══ PROVIDED TEXT

The history of rail transport in Zambia began at the start of the twentieth century. The railways became the principal mode of transport and a vital component of the economy by the 1950s, with most economic development taking place along the line of rail. During the 1960s and 1970s political and economic issues challenged the network and its operation, and some of these still have effects today.

==Northern Rhodesia==

=== Original development of the railway network from the south ===
The British South Africa Company (BSAC) was responsible for building the Rhodesian railway system in the period of primary construction which ended in 1911, when the main line through Northern Rhodesia (now Zambia) reached the Congo border and the Katanga copper mines. Railway construction in British South Africa Company-administered Northern Rhodesia (and its predecessor territory) was undertaken by Rhodesia Railways, established in 1899, and Mashonaland Railway, as an extension of the system in Southern Rhodesia. Railway development was driven by Cecil Rhodes, whose original intention was for a railway extending across the Zambesi to Lake Tanganyika, considered as part of a great Cape-Cairo railway linking all the British colonies of Africa. However, Rhodes was as much a capitalist in his motivation as a visionary, and when little gold was found in Mashonaland in Southern Rhodesia, he accepted that the scheme to reach Lake Tanganyika had no economic justification. Railways built by private companies without government subsidies need enough of the type of traffic that can pay high freight rates to recover their construction costs. The agricultural products that fuelled much of Rhodesia's early economic growth could not provide this traffic; large quantities of minerals could. Most early railways in Africa were built by the British government rather than Chartered Companies. The need to raise capital and produce dividends prevented most Chartered Companies from undertaking such infrastructure investments. However, in the early period of railway construction, BSAC obtained finance from South African companies including Consolidated Gold Fields and De Beers in which Rhodes was a dominant force. BSAC also benefited from the personal fortunes of Rhodes before his death.

════
══ EXTRACTED MATERIAL

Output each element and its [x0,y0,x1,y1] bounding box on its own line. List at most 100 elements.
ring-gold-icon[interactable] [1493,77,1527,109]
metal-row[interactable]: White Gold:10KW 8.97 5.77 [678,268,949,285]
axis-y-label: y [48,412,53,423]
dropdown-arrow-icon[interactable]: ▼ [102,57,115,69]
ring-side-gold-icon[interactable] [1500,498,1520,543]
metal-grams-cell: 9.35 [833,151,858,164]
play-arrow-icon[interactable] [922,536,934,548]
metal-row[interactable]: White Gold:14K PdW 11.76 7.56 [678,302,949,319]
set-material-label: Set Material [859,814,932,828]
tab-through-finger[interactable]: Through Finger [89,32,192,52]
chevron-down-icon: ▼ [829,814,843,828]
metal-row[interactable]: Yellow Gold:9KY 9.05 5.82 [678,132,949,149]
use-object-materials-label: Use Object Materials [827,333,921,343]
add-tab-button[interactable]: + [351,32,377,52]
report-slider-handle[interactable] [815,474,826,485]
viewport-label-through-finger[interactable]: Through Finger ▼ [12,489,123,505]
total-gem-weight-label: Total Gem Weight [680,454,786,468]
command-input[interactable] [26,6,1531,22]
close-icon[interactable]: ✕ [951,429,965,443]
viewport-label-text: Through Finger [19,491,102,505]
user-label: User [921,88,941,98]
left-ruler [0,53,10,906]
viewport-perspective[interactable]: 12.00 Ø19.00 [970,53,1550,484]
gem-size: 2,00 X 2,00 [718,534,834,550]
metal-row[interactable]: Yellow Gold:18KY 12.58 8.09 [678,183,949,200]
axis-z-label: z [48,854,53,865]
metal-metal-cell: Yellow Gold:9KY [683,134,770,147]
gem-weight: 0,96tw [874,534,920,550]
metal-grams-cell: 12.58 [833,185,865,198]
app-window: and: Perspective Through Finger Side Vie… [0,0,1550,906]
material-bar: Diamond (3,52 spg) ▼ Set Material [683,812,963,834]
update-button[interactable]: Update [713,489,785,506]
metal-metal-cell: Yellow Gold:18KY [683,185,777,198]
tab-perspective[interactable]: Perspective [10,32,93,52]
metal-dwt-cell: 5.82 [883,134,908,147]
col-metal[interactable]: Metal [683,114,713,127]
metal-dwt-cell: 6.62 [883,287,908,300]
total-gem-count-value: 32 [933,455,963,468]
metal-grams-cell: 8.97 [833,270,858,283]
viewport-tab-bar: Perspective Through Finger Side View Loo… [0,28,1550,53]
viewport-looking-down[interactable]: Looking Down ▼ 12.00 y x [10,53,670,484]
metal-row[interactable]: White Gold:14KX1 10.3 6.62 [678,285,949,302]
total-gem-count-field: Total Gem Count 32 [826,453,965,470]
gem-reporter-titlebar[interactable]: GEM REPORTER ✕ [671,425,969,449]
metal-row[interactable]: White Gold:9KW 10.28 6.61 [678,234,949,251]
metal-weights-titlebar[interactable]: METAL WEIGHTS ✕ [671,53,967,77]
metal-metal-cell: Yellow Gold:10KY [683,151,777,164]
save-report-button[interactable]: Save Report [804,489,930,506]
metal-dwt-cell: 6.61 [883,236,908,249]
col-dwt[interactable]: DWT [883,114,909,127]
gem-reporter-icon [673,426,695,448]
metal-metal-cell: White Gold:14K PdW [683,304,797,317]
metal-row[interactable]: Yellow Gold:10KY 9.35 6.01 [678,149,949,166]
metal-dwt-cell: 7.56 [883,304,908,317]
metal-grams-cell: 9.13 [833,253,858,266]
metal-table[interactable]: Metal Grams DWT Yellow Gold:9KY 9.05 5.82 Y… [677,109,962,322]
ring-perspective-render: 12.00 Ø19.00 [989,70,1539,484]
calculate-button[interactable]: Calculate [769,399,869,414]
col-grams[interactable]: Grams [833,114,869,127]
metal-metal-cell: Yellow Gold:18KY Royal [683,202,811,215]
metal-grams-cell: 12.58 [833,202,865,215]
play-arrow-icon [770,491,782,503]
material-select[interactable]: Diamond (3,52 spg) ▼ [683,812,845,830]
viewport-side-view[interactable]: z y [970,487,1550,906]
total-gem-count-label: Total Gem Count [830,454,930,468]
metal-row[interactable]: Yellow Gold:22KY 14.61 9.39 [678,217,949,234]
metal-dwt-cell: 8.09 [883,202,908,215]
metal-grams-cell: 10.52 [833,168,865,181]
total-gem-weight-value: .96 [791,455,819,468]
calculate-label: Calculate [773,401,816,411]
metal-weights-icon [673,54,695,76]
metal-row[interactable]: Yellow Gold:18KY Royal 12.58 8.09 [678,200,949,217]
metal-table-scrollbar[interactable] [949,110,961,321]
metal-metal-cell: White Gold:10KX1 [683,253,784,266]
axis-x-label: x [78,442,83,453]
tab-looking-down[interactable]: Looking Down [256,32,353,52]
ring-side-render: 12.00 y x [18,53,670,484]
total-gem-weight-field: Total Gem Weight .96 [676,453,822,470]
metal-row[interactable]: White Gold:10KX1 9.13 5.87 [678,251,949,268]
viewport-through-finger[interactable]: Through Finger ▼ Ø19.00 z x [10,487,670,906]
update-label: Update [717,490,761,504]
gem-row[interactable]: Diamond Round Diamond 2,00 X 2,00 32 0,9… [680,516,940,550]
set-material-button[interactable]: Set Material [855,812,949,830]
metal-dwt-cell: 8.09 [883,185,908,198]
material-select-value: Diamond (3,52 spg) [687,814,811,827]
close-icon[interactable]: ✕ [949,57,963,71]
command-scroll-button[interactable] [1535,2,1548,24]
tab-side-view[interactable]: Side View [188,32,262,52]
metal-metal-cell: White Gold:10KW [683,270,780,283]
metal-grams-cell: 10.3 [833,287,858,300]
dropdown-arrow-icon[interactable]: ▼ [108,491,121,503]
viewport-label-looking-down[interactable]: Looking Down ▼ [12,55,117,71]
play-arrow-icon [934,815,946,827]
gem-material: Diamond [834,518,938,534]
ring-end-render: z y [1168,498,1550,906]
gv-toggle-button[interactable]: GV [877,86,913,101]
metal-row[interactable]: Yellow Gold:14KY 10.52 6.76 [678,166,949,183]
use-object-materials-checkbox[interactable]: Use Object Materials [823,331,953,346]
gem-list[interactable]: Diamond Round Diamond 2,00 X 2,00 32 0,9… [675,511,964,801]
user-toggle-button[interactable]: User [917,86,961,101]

════

■ **PROMPT 1**:
In the text on rail transport in Zambia, do these statements agree with it? (a) Rhodesia Railways was established in 1899. (b) Most early railways in Africa were built by Chartered Companies. (c) The main line through Northern Rhodesia reached the Congo border in 1911. Answer yes or no for each, quoting the deciding words.
■ **PROMPT 2**:
Can you transcribe the text on rail transport in Zambia from "The history of" up to and including "have effects today."?
You can ignore the records.

■ **WRITTEN REPLY 1**:
(a) Yes: "Rhodesia Railways, established in 1899"
(b) No: "Most early railways in Africa were built by the British government rather than Chartered Companies."
(c) Yes: "which ended in 1911, when the main line through Northern Rhodesia (now Zambia) reached the Congo border"

■ **WRITTEN REPLY 2**:
The history of rail transport in Zambia began at the start of the twentieth century. The railways became the principal mode of transport and a vital component of the economy by the 1950s, with most economic development taking place along the line of rail. During the 1960s and 1970s political and economic issues challenged the network and its operation, and some of these still have effects today.